# [Set exercise]
Write out every line of the material exactly as it appears.
[START Provided records]
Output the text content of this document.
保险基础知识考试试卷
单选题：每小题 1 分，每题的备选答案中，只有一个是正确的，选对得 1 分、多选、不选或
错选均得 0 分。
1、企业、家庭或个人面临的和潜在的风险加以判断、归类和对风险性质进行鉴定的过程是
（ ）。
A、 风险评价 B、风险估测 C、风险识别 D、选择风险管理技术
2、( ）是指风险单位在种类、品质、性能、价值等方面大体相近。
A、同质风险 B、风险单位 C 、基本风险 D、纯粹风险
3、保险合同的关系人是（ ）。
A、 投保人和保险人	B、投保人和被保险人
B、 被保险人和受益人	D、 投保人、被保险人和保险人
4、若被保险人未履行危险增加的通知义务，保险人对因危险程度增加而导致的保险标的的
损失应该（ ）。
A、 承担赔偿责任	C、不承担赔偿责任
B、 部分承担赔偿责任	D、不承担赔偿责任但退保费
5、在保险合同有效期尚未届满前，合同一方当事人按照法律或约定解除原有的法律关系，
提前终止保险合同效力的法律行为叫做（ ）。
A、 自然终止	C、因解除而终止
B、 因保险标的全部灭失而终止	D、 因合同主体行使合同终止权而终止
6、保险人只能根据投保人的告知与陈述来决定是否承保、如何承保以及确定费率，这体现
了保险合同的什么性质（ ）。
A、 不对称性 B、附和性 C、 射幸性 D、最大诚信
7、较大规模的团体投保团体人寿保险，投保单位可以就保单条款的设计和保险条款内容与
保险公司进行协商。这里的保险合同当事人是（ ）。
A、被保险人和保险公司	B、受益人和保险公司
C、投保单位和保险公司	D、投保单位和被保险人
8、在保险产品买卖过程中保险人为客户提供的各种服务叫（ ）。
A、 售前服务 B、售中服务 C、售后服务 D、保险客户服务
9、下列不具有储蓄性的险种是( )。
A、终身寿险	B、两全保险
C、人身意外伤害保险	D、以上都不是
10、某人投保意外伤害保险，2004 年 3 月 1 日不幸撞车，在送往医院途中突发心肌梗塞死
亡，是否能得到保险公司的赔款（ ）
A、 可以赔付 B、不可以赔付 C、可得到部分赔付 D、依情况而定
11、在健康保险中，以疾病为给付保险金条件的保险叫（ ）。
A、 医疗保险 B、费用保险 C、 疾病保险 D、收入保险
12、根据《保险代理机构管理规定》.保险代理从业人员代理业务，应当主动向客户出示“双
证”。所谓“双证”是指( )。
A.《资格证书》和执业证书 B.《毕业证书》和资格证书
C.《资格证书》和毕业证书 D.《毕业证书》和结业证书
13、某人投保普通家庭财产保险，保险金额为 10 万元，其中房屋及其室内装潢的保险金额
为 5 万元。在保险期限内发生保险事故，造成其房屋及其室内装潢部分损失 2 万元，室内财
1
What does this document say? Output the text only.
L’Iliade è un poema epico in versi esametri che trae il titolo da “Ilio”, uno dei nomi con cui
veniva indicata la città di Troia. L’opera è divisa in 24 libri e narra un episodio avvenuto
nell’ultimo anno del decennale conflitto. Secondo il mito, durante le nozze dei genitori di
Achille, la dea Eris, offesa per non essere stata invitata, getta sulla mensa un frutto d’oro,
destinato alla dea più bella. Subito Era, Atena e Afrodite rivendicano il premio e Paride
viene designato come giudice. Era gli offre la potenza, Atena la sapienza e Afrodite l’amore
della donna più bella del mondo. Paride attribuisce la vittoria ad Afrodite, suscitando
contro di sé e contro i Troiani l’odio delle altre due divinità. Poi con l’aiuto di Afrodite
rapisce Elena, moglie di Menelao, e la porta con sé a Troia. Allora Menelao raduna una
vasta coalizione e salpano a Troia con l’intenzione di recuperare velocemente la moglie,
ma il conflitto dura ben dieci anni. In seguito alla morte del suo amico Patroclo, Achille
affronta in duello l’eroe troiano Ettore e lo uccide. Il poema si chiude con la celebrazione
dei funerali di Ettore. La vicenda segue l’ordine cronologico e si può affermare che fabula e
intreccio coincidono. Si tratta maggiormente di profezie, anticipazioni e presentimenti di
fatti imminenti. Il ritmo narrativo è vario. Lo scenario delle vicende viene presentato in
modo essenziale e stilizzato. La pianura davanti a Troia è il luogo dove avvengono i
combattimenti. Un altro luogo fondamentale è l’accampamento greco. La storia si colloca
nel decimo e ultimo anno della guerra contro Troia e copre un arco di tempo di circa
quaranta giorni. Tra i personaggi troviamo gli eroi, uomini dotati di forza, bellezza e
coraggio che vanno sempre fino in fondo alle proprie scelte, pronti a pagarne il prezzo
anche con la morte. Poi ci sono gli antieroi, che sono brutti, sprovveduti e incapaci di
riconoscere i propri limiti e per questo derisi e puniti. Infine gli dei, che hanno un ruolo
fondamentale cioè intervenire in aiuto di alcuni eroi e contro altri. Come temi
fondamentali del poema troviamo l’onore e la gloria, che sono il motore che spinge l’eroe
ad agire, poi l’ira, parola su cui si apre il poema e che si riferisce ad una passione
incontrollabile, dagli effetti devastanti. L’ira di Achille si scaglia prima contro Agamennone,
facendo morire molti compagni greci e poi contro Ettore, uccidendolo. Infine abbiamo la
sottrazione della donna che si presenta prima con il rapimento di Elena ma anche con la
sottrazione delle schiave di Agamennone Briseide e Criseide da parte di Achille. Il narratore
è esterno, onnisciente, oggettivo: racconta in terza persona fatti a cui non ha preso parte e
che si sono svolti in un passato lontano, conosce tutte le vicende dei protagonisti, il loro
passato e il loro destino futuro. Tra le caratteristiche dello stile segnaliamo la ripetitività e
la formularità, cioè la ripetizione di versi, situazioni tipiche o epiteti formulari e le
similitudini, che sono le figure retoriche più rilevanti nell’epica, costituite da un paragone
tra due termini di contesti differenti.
[END Provided records]
# [The completed task]
Output the text content of this document.
保险基础知识考试试卷
单选题：每小题 1 分，每题的备选答案中，只有一个是正确的，选对得 1 分、多选、不选或
错选均得 0 分。
1、企业、家庭或个人面临的和潜在的风险加以判断、归类和对风险性质进行鉴定的过程是
（ ）。
A、 风险评价 B、风险估测 C、风险识别 D、选择风险管理技术
2、( ）是指风险单位在种类、品质、性能、价值等方面大体相近。
A、同质风险 B、风险单位 C 、基本风险 D、纯粹风险
3、保险合同的关系人是（ ）。
A、 投保人和保险人	B、投保人和被保险人
B、 被保险人和受益人	D、 投保人、被保险人和保险人
4、若被保险人未履行危险增加的通知义务，保险人对因危险程度增加而导致的保险标的的
损失应该（ ）。
A、 承担赔偿责任	C、不承担赔偿责任
B、 部分承担赔偿责任	D、不承担赔偿责任但退保费
5、在保险合同有效期尚未届满前，合同一方当事人按照法律或约定解除原有的法律关系，
提前终止保险合同效力的法律行为叫做（ ）。
A、 自然终止	C、因解除而终止
B、 因保险标的全部灭失而终止	D、 因合同主体行使合同终止权而终止
6、保险人只能根据投保人的告知与陈述来决定是否承保、如何承保以及确定费率，这体现
了保险合同的什么性质（ ）。
A、 不对称性 B、附和性 C、 射幸性 D、最大诚信
7、较大规模的团体投保团体人寿保险，投保单位可以就保单条款的设计和保险条款内容与
保险公司进行协商。这里的保险合同当事人是（ ）。
A、被保险人和保险公司	B、受益人和保险公司
C、投保单位和保险公司	D、投保单位和被保险人
8、在保险产品买卖过程中保险人为客户提供的各种服务叫（ ）。
A、 售前服务 B、售中服务 C、售后服务 D、保险客户服务
9、下列不具有储蓄性的险种是( )。
A、终身寿险	B、两全保险
C、人身意外伤害保险	D、以上都不是
10、某人投保意外伤害保险，2004 年 3 月 1 日不幸撞车，在送往医院途中突发心肌梗塞死
亡，是否能得到保险公司的赔款（ ）
A、 可以赔付 B、不可以赔付 C、可得到部分赔付 D、依情况而定
11、在健康保险中，以疾病为给付保险金条件的保险叫（ ）。
A、 医疗保险 B、费用保险 C、 疾病保险 D、收入保险
12、根据《保险代理机构管理规定》.保险代理从业人员代理业务，应当主动向客户出示“双
证”。所谓“双证”是指( )。
A.《资格证书》和执业证书 B.《毕业证书》和资格证书
C.《资格证书》和毕业证书 D.《毕业证书》和结业证书
13、某人投保普通家庭财产保险，保险金额为 10 万元，其中房屋及其室内装潢的保险金额
为 5 万元。在保险期限内发生保险事故，造成其房屋及其室内装潢部分损失 2 万元，室内财
1
What does this document say? Output the text only.
L’Iliade è un poema epico in versi esametri che trae il titolo da “Ilio”, uno dei nomi con cui
veniva indicata la città di Troia. L’opera è divisa in 24 libri e narra un episodio avvenuto
nell’ultimo anno del decennale conflitto. Secondo il mito, durante le nozze dei genitori di
Achille, la dea Eris, offesa per non essere stata invitata, getta sulla mensa un frutto d’oro,
destinato alla dea più bella. Subito Era, Atena e Afrodite rivendicano il premio e Paride
viene designato come giudice. Era gli offre la potenza, Atena la sapienza e Afrodite l’amore
della donna più bella del mondo. Paride attribuisce la vittoria ad Afrodite, suscitando
contro di sé e contro i Troiani l’odio delle altre due divinità. Poi con l’aiuto di Afrodite
rapisce Elena, moglie di Menelao, e la porta con sé a Troia. Allora Menelao raduna una
vasta coalizione e salpano a Troia con l’intenzione di recuperare velocemente la moglie,
ma il conflitto dura ben dieci anni. In seguito alla morte del suo amico Patroclo, Achille
affronta in duello l’eroe troiano Ettore e lo uccide. Il poema si chiude con la celebrazione
dei funerali di Ettore. La vicenda segue l’ordine cronologico e si può affermare che fabula e
intreccio coincidono. Si tratta maggiormente di profezie, anticipazioni e presentimenti di
fatti imminenti. Il ritmo narrativo è vario. Lo scenario delle vicende viene presentato in
modo essenziale e stilizzato. La pianura davanti a Troia è il luogo dove avvengono i
combattimenti. Un altro luogo fondamentale è l’accampamento greco. La storia si colloca
nel decimo e ultimo anno della guerra contro Troia e copre un arco di tempo di circa
quaranta giorni. Tra i personaggi troviamo gli eroi, uomini dotati di forza, bellezza e
coraggio che vanno sempre fino in fondo alle proprie scelte, pronti a pagarne il prezzo
anche con la morte. Poi ci sono gli antieroi, che sono brutti, sprovveduti e incapaci di
riconoscere i propri limiti e per questo derisi e puniti. Infine gli dei, che hanno un ruolo
fondamentale cioè intervenire in aiuto di alcuni eroi e contro altri. Come temi
fondamentali del poema troviamo l’onore e la gloria, che sono il motore che spinge l’eroe
ad agire, poi l’ira, parola su cui si apre il poema e che si riferisce ad una passione
incontrollabile, dagli effetti devastanti. L’ira di Achille si scaglia prima contro Agamennone,
facendo morire molti compagni greci e poi contro Ettore, uccidendolo. Infine abbiamo la
sottrazione della donna che si presenta prima con il rapimento di Elena ma anche con la
sottrazione delle schiave di Agamennone Briseide e Criseide da parte di Achille. Il narratore
è esterno, onnisciente, oggettivo: racconta in terza persona fatti a cui non ha preso parte e
che si sono svolti in un passato lontano, conosce tutte le vicende dei protagonisti, il loro
passato e il loro destino futuro. Tra le caratteristiche dello stile segnaliamo la ripetitività e
la formularità, cioè la ripetizione di versi, situazioni tipiche o epiteti formulari e le
similitudini, che sono le figure retoriche più rilevanti nell’epica, costituite da un paragone
tra due termini di contesti differenti.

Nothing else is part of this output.